-- Begin Data shown --

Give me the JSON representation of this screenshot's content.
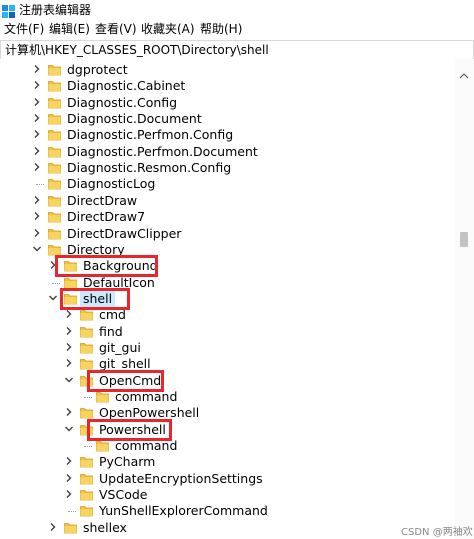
{
  "window": {
    "title": "注册表编辑器"
  },
  "menu": [
    {
      "label": "文件(F)"
    },
    {
      "label": "编辑(E)"
    },
    {
      "label": "查看(V)"
    },
    {
      "label": "收藏夹(A)"
    },
    {
      "label": "帮助(H)"
    }
  ],
  "address": {
    "path": "计算机\\HKEY_CLASSES_ROOT\\Directory\\shell"
  },
  "tree": {
    "nodes": [
      {
        "label": "dgprotect",
        "expander": "collapsed"
      },
      {
        "label": "Diagnostic.Cabinet",
        "expander": "collapsed"
      },
      {
        "label": "Diagnostic.Config",
        "expander": "collapsed"
      },
      {
        "label": "Diagnostic.Document",
        "expander": "collapsed"
      },
      {
        "label": "Diagnostic.Perfmon.Config",
        "expander": "collapsed"
      },
      {
        "label": "Diagnostic.Perfmon.Document",
        "expander": "collapsed"
      },
      {
        "label": "Diagnostic.Resmon.Config",
        "expander": "collapsed"
      },
      {
        "label": "DiagnosticLog",
        "expander": "none"
      },
      {
        "label": "DirectDraw",
        "expander": "collapsed"
      },
      {
        "label": "DirectDraw7",
        "expander": "collapsed"
      },
      {
        "label": "DirectDrawClipper",
        "expander": "collapsed"
      },
      {
        "label": "Directory",
        "expander": "expanded"
      },
      {
        "label": "Background",
        "expander": "collapsed",
        "highlighted": true
      },
      {
        "label": "DefaultIcon",
        "expander": "none"
      },
      {
        "label": "shell",
        "expander": "expanded",
        "highlighted": true,
        "selected": true
      },
      {
        "label": "cmd",
        "expander": "collapsed"
      },
      {
        "label": "find",
        "expander": "collapsed"
      },
      {
        "label": "git_gui",
        "expander": "collapsed"
      },
      {
        "label": "git_shell",
        "expander": "collapsed"
      },
      {
        "label": "OpenCmd",
        "expander": "expanded",
        "highlighted": true
      },
      {
        "label": "command",
        "expander": "none"
      },
      {
        "label": "OpenPowershell",
        "expander": "collapsed"
      },
      {
        "label": "Powershell",
        "expander": "expanded",
        "highlighted": true
      },
      {
        "label": "command",
        "expander": "none"
      },
      {
        "label": "PyCharm",
        "expander": "collapsed"
      },
      {
        "label": "UpdateEncryptionSettings",
        "expander": "collapsed"
      },
      {
        "label": "VSCode",
        "expander": "collapsed"
      },
      {
        "label": "YunShellExplorerCommand",
        "expander": "none"
      },
      {
        "label": "shellex",
        "expander": "collapsed"
      }
    ]
  },
  "watermark": "CSDN @两袖欢",
  "colors": {
    "folder": "#f0c040",
    "highlight": "#e8262c",
    "selection": "#cce8ff"
  }
}
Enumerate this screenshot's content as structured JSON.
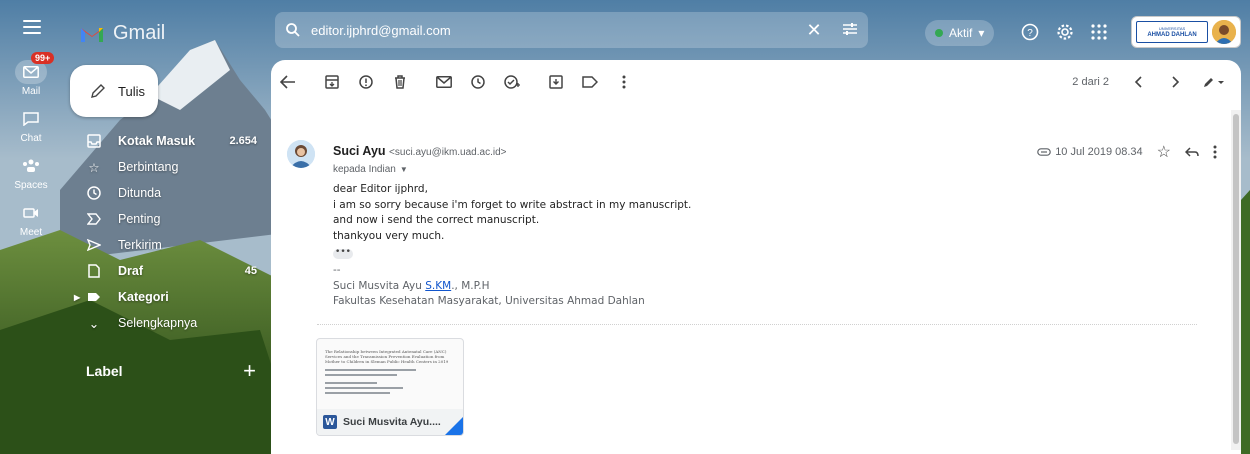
{
  "app": {
    "name": "Gmail"
  },
  "search": {
    "value": "editor.ijphrd@gmail.com"
  },
  "status": {
    "label": "Aktif"
  },
  "account": {
    "org_top": "UNIVERSITAS",
    "org_name": "AHMAD DAHLAN"
  },
  "rail": [
    {
      "label": "Mail",
      "badge": "99+"
    },
    {
      "label": "Chat"
    },
    {
      "label": "Spaces"
    },
    {
      "label": "Meet"
    }
  ],
  "compose": {
    "label": "Tulis"
  },
  "nav": [
    {
      "label": "Kotak Masuk",
      "count": "2.654",
      "bold": true
    },
    {
      "label": "Berbintang",
      "count": ""
    },
    {
      "label": "Ditunda",
      "count": ""
    },
    {
      "label": "Penting",
      "count": ""
    },
    {
      "label": "Terkirim",
      "count": ""
    },
    {
      "label": "Draf",
      "count": "45",
      "bold": true
    },
    {
      "label": "Kategori",
      "count": "",
      "bold": true
    },
    {
      "label": "Selengkapnya",
      "count": ""
    }
  ],
  "labels_header": "Label",
  "pager": {
    "text": "2 dari 2"
  },
  "message": {
    "sender_name": "Suci Ayu",
    "sender_email": "<suci.ayu@ikm.uad.ac.id>",
    "to": "kepada Indian",
    "date": "10 Jul 2019 08.34",
    "lines": [
      "dear Editor ijphrd,",
      "i am so sorry because i'm forget to write abstract in my manuscript.",
      "and now i send the correct manuscript.",
      "thankyou very much."
    ],
    "sig_dash": "--",
    "sig_name_pre": "Suci Musvita Ayu ",
    "sig_name_link": "S.KM",
    "sig_name_post": "., M.P.H",
    "sig_org": "Fakultas Kesehatan Masyarakat, Universitas Ahmad Dahlan",
    "ellipsis": "•••"
  },
  "attachment": {
    "name": "Suci Musvita Ayu....",
    "type_letter": "W",
    "preview_title": "The Relationship between Integrated Antenatal Care (ANC) Services and the Transmission Prevention Evaluation from Mother to Children in Sleman Public Health Centers in 2019"
  },
  "colors": {
    "accent_blue": "#1a73e8",
    "badge_red": "#d93025",
    "online_green": "#34a853"
  }
}
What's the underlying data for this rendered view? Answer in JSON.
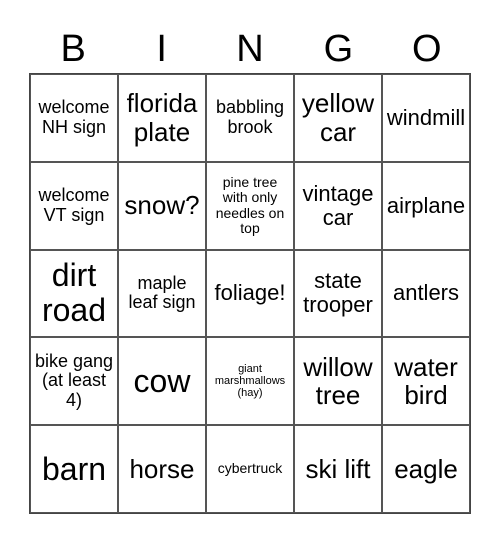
{
  "header": [
    "B",
    "I",
    "N",
    "G",
    "O"
  ],
  "cells": [
    {
      "text": "welcome NH sign",
      "size": "m"
    },
    {
      "text": "florida plate",
      "size": "xl"
    },
    {
      "text": "babbling brook",
      "size": "m"
    },
    {
      "text": "yellow car",
      "size": "xl"
    },
    {
      "text": "windmill",
      "size": "l"
    },
    {
      "text": "welcome VT sign",
      "size": "m"
    },
    {
      "text": "snow?",
      "size": "xl"
    },
    {
      "text": "pine tree with only needles on top",
      "size": "s"
    },
    {
      "text": "vintage car",
      "size": "l"
    },
    {
      "text": "airplane",
      "size": "l"
    },
    {
      "text": "dirt road",
      "size": "xxl"
    },
    {
      "text": "maple leaf sign",
      "size": "m"
    },
    {
      "text": "foliage!",
      "size": "l"
    },
    {
      "text": "state trooper",
      "size": "l"
    },
    {
      "text": "antlers",
      "size": "l"
    },
    {
      "text": "bike gang (at least 4)",
      "size": "m"
    },
    {
      "text": "cow",
      "size": "xxl"
    },
    {
      "text": "giant marshmallows (hay)",
      "size": "xs"
    },
    {
      "text": "willow tree",
      "size": "xl"
    },
    {
      "text": "water bird",
      "size": "xl"
    },
    {
      "text": "barn",
      "size": "xxl"
    },
    {
      "text": "horse",
      "size": "xl"
    },
    {
      "text": "cybertruck",
      "size": "s"
    },
    {
      "text": "ski lift",
      "size": "xl"
    },
    {
      "text": "eagle",
      "size": "xl"
    }
  ]
}
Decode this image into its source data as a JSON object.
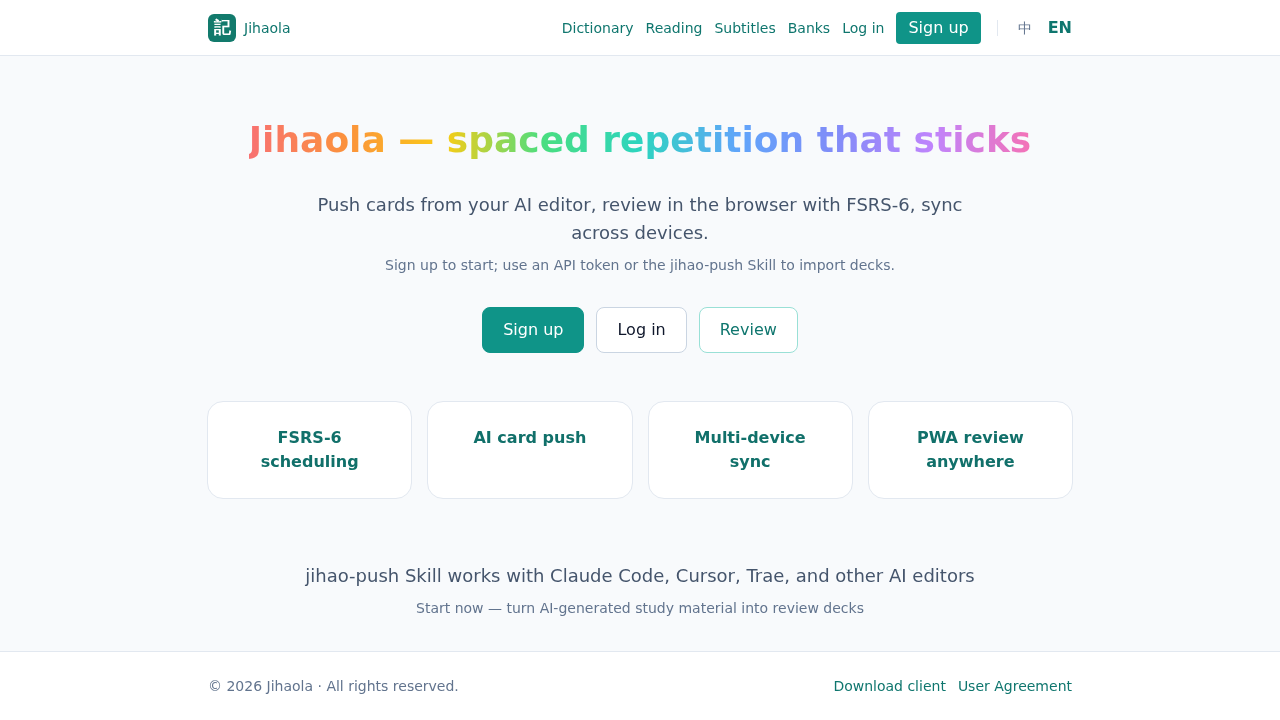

-- End Data shown --

• _Exercise details_: All records above are to be printed exactly, minus the pictures they contain.

• _Answer to this exercise_:
Give me the JSON representation of this screenshot's content.
{
  "window": {
    "title": "注册表编辑器"
  },
  "menu": [
    {
      "label": "文件(F)"
    },
    {
      "label": "编辑(E)"
    },
    {
      "label": "查看(V)"
    },
    {
      "label": "收藏夹(A)"
    },
    {
      "label": "帮助(H)"
    }
  ],
  "address": {
    "path": "计算机\\HKEY_CLASSES_ROOT\\Directory\\shell"
  },
  "tree": {
    "nodes": [
      {
        "label": "dgprotect",
        "expander": "collapsed"
      },
      {
        "label": "Diagnostic.Cabinet",
        "expander": "collapsed"
      },
      {
        "label": "Diagnostic.Config",
        "expander": "collapsed"
      },
      {
        "label": "Diagnostic.Document",
        "expander": "collapsed"
      },
      {
        "label": "Diagnostic.Perfmon.Config",
        "expander": "collapsed"
      },
      {
        "label": "Diagnostic.Perfmon.Document",
        "expander": "collapsed"
      },
      {
        "label": "Diagnostic.Resmon.Config",
        "expander": "collapsed"
      },
      {
        "label": "DiagnosticLog",
        "expander": "none"
      },
      {
        "label": "DirectDraw",
        "expander": "collapsed"
      },
      {
        "label": "DirectDraw7",
        "expander": "collapsed"
      },
      {
        "label": "DirectDrawClipper",
        "expander": "collapsed"
      },
      {
        "label": "Directory",
        "expander": "expanded"
      },
      {
        "label": "Background",
        "expander": "collapsed",
        "highlighted": true
      },
      {
        "label": "DefaultIcon",
        "expander": "none"
      },
      {
        "label": "shell",
        "expander": "expanded",
        "highlighted": true,
        "selected": true
      },
      {
        "label": "cmd",
        "expander": "collapsed"
      },
      {
        "label": "find",
        "expander": "collapsed"
      },
      {
        "label": "git_gui",
        "expander": "collapsed"
      },
      {
        "label": "git_shell",
        "expander": "collapsed"
      },
      {
        "label": "OpenCmd",
        "expander": "expanded",
        "highlighted": true
      },
      {
        "label": "command",
        "expander": "none"
      },
      {
        "label": "OpenPowershell",
        "expander": "collapsed"
      },
      {
        "label": "Powershell",
        "expander": "expanded",
        "highlighted": true
      },
      {
        "label": "command",
        "expander": "none"
      },
      {
        "label": "PyCharm",
        "expander": "collapsed"
      },
      {
        "label": "UpdateEncryptionSettings",
        "expander": "collapsed"
      },
      {
        "label": "VSCode",
        "expander": "collapsed"
      },
      {
        "label": "YunShellExplorerCommand",
        "expander": "none"
      },
      {
        "label": "shellex",
        "expander": "collapsed"
      }
    ]
  },
  "watermark": "CSDN @两袖欢",
  "colors": {
    "folder": "#f0c040",
    "highlight": "#e8262c",
    "selection": "#cce8ff"
  }
}
Enumerate this screenshot's content as structured JSON.
{
  "app": {
    "name": "Gmail"
  },
  "search": {
    "value": "editor.ijphrd@gmail.com"
  },
  "status": {
    "label": "Aktif"
  },
  "account": {
    "org_top": "UNIVERSITAS",
    "org_name": "AHMAD DAHLAN"
  },
  "rail": [
    {
      "label": "Mail",
      "badge": "99+"
    },
    {
      "label": "Chat"
    },
    {
      "label": "Spaces"
    },
    {
      "label": "Meet"
    }
  ],
  "compose": {
    "label": "Tulis"
  },
  "nav": [
    {
      "label": "Kotak Masuk",
      "count": "2.654",
      "bold": true
    },
    {
      "label": "Berbintang",
      "count": ""
    },
    {
      "label": "Ditunda",
      "count": ""
    },
    {
      "label": "Penting",
      "count": ""
    },
    {
      "label": "Terkirim",
      "count": ""
    },
    {
      "label": "Draf",
      "count": "45",
      "bold": true
    },
    {
      "label": "Kategori",
      "count": "",
      "bold": true
    },
    {
      "label": "Selengkapnya",
      "count": ""
    }
  ],
  "labels_header": "Label",
  "pager": {
    "text": "2 dari 2"
  },
  "message": {
    "sender_name": "Suci Ayu",
    "sender_email": "<suci.ayu@ikm.uad.ac.id>",
    "to": "kepada Indian",
    "date": "10 Jul 2019 08.34",
    "lines": [
      "dear Editor ijphrd,",
      "i am so sorry because i'm forget to write abstract in my manuscript.",
      "and now i send the correct manuscript.",
      "thankyou very much."
    ],
    "sig_dash": "--",
    "sig_name_pre": "Suci Musvita Ayu ",
    "sig_name_link": "S.KM",
    "sig_name_post": "., M.P.H",
    "sig_org": "Fakultas Kesehatan Masyarakat, Universitas Ahmad Dahlan",
    "ellipsis": "•••"
  },
  "attachment": {
    "name": "Suci Musvita Ayu....",
    "type_letter": "W",
    "preview_title": "The Relationship between Integrated Antenatal Care (ANC) Services and the Transmission Prevention Evaluation from Mother to Children in Sleman Public Health Centers in 2019"
  },
  "colors": {
    "accent_blue": "#1a73e8",
    "badge_red": "#d93025",
    "online_green": "#34a853"
  }
}
What's the underlying data for this rendered view? Answer in JSON.
{
  "header": [
    "B",
    "I",
    "N",
    "G",
    "O"
  ],
  "cells": [
    {
      "text": "welcome NH sign",
      "size": "m"
    },
    {
      "text": "florida plate",
      "size": "xl"
    },
    {
      "text": "babbling brook",
      "size": "m"
    },
    {
      "text": "yellow car",
      "size": "xl"
    },
    {
      "text": "windmill",
      "size": "l"
    },
    {
      "text": "welcome VT sign",
      "size": "m"
    },
    {
      "text": "snow?",
      "size": "xl"
    },
    {
      "text": "pine tree with only needles on top",
      "size": "s"
    },
    {
      "text": "vintage car",
      "size": "l"
    },
    {
      "text": "airplane",
      "size": "l"
    },
    {
      "text": "dirt road",
      "size": "xxl"
    },
    {
      "text": "maple leaf sign",
      "size": "m"
    },
    {
      "text": "foliage!",
      "size": "l"
    },
    {
      "text": "state trooper",
      "size": "l"
    },
    {
      "text": "antlers",
      "size": "l"
    },
    {
      "text": "bike gang (at least 4)",
      "size": "m"
    },
    {
      "text": "cow",
      "size": "xxl"
    },
    {
      "text": "giant marshmallows (hay)",
      "size": "xs"
    },
    {
      "text": "willow tree",
      "size": "xl"
    },
    {
      "text": "water bird",
      "size": "xl"
    },
    {
      "text": "barn",
      "size": "xxl"
    },
    {
      "text": "horse",
      "size": "xl"
    },
    {
      "text": "cybertruck",
      "size": "s"
    },
    {
      "text": "ski lift",
      "size": "xl"
    },
    {
      "text": "eagle",
      "size": "xl"
    }
  ]
}
Decode this image into its source data as a JSON object.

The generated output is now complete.